### Passage:
╭──
Your chance to drive a tank!

Posted on: 17/06/2019

Celebrating Learning Disability Awareness Week, we’ve launched a new accessible WW1 online exhibition today.

Magpie Dance’s highly emotional and revealing First World War project investigating the stories of people with learning disabilities and journeys to the front line makes its online debut with the launch of the Hidden Impact digital exhibition.

Marking the armistice centenary, the project undertaken by Magpie Dance, My Life, My Choice and Ruskin College, Oxford with funding from Heritage Lottery Fund and Arts Council England has revealed the astonishing contribution of people with learning disabilities to the First World War, our heritage and today’s society.

The research came as hospital records classified for 100 years were released. Participants of Magpie Dance used WW1 as the artistic theme to their learning and choreography for the academic year delivering a stunning and poignant flagship performance in December 2018. They developed an exhibition portraying the research findings and their interpretations. This has successfully travelled through local libraries and now online.

The accessible online exhibition features VR technology – you can even drive a tank! Choose to go through the guided tour where you just hit play and it let it take you around. Or you can move around yourself, zooming to make it larger and clicking on interactive artefacts.
All posters and long text have audio, all videos and some photos have sound. If you download the WW1 ActiveLens app (instructions on how to do this and how to use it are provided in the exhibition) you can view some photos in augmented reality, hear what they have to say or listen to music.

Comment on the exhibition itself and let us know what you think!

Erica Moshman, Hidden Impact Project Manager said: “The Hidden Impact digital exhibition is a wonderful way for a diverse audience to view this project in its entirety, including dance performance, research, exploration, and response. Viewers can experience the enormous amount of work put into this project over the last year and the incredible creativity and dedication of the Magpie dancers. We hope that this project has helped to spark further research and to help reveal the impact that people with learning disabilities had in World War I, as well as how people with learning disabilities have redefined who they are today”.
╰──
### Supplied records:
╭──
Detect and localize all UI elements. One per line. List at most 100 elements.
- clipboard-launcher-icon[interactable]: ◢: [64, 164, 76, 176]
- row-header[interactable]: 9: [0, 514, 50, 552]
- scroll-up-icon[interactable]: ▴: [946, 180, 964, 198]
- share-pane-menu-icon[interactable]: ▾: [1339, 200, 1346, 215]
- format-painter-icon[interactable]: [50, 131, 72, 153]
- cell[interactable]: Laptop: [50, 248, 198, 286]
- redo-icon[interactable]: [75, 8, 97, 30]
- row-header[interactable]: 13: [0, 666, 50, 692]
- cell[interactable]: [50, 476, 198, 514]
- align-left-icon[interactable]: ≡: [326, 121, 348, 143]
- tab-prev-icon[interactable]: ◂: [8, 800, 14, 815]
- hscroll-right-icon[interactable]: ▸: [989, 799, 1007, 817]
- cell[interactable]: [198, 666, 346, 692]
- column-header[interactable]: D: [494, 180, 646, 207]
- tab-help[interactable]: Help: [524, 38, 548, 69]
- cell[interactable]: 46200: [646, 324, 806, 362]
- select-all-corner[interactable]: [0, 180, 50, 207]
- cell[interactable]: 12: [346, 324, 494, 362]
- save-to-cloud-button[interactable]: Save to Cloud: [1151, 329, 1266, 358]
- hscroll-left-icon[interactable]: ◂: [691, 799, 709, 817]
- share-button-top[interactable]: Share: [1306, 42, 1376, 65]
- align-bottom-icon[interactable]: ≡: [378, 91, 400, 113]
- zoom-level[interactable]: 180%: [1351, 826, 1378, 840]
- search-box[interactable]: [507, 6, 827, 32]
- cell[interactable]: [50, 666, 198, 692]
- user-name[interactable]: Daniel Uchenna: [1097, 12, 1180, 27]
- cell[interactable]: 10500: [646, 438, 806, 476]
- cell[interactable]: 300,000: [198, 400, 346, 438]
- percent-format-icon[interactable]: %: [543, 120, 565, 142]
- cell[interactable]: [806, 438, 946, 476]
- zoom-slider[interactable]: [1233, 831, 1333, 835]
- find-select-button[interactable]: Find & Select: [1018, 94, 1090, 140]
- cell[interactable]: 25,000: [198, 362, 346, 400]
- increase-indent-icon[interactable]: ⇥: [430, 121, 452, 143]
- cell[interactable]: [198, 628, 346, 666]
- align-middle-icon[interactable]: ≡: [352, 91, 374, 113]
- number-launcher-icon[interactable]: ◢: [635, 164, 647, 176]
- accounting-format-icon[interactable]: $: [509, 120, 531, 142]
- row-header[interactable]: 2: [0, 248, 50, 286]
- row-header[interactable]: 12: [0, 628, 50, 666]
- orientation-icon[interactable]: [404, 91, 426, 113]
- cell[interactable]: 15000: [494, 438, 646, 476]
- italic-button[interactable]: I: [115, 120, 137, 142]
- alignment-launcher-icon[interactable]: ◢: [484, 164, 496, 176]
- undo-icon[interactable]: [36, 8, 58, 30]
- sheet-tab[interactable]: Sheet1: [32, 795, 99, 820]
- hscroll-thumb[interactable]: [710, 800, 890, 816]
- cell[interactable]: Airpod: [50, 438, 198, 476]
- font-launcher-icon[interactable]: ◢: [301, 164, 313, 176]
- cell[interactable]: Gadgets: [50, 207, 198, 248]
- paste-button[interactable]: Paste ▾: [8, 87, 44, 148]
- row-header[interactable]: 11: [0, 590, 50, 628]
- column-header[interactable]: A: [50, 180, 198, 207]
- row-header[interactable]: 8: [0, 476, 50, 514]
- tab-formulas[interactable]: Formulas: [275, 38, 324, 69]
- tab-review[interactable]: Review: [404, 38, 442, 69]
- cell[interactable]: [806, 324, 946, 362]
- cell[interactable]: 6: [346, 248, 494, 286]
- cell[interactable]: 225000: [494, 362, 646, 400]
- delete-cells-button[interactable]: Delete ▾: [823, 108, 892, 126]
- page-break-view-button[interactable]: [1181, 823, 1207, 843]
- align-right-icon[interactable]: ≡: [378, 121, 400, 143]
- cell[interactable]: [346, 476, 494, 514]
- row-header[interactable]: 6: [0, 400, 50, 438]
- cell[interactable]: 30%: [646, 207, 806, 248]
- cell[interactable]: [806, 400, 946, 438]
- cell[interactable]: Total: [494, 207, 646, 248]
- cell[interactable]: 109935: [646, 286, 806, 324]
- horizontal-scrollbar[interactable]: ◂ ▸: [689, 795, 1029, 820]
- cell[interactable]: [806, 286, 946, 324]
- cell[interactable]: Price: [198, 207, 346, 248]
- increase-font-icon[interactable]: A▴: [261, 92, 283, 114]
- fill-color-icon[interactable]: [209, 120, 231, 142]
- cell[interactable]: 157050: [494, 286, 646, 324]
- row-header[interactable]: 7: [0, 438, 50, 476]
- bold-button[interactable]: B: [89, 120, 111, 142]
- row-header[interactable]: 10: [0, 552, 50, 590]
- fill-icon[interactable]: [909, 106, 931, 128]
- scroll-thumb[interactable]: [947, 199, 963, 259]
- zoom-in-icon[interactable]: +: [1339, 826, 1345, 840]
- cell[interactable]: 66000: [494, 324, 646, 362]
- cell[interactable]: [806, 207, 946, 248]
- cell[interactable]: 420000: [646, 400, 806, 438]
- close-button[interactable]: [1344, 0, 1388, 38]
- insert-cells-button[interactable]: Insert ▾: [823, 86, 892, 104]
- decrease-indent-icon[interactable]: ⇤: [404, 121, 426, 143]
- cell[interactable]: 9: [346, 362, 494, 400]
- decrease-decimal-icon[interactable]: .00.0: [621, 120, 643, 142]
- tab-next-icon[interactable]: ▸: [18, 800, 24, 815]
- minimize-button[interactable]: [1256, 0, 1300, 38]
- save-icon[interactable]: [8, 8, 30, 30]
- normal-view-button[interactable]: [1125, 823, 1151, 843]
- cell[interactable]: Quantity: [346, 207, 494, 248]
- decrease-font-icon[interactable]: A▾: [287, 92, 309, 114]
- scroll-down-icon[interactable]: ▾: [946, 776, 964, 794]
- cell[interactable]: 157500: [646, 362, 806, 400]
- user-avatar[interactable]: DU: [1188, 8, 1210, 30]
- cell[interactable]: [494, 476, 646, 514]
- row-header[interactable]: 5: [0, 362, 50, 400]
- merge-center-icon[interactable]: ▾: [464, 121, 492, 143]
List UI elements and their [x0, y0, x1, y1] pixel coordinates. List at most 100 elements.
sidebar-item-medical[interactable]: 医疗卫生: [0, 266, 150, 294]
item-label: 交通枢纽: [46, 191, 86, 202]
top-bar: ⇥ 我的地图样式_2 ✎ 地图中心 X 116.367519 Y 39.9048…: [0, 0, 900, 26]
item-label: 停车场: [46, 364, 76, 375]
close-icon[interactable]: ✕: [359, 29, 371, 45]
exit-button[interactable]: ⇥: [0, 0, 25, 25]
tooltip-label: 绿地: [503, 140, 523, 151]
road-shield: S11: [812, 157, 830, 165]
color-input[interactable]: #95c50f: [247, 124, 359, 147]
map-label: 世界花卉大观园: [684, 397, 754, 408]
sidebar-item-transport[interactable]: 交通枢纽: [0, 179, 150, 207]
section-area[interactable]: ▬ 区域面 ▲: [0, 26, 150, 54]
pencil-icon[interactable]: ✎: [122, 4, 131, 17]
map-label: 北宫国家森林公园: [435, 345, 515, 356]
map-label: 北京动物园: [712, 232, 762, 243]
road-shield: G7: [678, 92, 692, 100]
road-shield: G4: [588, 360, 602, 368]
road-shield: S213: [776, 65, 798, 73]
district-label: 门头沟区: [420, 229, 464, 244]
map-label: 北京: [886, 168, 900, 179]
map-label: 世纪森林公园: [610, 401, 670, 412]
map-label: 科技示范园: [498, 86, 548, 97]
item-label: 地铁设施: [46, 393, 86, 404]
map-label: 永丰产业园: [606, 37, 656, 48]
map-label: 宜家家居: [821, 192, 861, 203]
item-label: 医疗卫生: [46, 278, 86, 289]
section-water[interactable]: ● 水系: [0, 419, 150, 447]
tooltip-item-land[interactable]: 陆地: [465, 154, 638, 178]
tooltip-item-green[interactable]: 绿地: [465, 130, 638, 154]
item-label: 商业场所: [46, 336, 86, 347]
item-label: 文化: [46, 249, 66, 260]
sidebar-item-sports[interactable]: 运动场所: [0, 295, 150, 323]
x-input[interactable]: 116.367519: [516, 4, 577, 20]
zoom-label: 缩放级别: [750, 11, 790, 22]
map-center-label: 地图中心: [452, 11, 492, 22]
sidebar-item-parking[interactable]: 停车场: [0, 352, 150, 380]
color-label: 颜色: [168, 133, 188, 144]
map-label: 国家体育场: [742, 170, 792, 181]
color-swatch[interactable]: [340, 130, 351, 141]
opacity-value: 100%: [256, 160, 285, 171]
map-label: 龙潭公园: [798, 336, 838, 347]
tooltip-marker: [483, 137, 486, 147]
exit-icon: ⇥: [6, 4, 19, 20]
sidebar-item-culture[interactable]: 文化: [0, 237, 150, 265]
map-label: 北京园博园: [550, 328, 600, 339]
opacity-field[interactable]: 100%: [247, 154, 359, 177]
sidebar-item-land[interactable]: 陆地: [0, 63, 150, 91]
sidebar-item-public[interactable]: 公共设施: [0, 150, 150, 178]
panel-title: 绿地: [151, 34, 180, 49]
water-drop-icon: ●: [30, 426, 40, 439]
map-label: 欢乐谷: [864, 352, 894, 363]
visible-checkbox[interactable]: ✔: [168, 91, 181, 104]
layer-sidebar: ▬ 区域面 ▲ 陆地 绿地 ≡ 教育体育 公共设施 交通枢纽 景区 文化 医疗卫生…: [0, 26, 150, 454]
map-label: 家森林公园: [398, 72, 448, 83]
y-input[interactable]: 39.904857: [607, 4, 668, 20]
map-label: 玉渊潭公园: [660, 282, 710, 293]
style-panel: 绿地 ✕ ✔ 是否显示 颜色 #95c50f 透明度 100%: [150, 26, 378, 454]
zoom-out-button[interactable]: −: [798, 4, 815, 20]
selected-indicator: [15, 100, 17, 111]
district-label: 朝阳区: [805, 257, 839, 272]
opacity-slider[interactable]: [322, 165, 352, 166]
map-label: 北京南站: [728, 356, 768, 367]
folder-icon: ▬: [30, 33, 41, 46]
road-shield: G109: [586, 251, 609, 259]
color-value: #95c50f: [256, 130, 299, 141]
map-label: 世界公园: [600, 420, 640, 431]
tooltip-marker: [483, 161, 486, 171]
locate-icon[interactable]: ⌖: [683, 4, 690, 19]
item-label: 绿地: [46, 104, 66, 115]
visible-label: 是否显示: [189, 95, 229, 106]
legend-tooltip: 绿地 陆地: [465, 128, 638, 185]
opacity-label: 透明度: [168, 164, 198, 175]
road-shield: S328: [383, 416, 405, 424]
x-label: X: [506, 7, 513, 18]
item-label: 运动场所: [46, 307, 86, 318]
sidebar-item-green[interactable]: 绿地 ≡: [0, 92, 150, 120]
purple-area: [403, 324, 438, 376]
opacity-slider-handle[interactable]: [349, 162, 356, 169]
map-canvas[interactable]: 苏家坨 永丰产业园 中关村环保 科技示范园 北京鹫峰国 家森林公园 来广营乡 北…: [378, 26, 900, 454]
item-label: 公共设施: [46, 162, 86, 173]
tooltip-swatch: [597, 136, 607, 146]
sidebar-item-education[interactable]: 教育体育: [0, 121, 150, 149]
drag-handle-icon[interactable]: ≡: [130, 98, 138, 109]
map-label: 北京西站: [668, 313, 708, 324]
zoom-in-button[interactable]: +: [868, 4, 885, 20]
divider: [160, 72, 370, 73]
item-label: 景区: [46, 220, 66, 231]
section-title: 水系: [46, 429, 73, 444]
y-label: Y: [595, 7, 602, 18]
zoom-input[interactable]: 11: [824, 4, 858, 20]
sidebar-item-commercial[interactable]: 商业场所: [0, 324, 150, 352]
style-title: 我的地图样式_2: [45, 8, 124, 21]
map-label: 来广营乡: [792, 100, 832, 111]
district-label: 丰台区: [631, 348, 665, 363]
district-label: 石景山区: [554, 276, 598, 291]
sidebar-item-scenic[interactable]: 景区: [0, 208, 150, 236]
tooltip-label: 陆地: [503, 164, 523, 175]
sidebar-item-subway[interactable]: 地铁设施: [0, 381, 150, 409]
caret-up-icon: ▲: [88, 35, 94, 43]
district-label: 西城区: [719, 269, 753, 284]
╰──
### Task instructions:
a. Answer these questions from the Hidden Impact post:
(i) In what month and year did the Magpie Dance participants deliver their flagship performance?
(ii) Which app lets viewers see some photos in augmented reality?
(iii) Who is the Hidden Impact Project Manager?
b. Please quote the Hidden Impact post from "The accessible online" to "on interactive artefacts.".
The records are separate material with no connection to the Hidden Impact post.

### Solutions by task:
a.
(i) December 2018
(ii) The WW1 ActiveLens app
(iii) Erica Moshman

b.
The accessible online exhibition features VR technology – you can even drive a tank! Choose to go through the guided tour where you just hit play and it let it take you around. Or you can move around yourself, zooming to make it larger and clicking on interactive artefacts.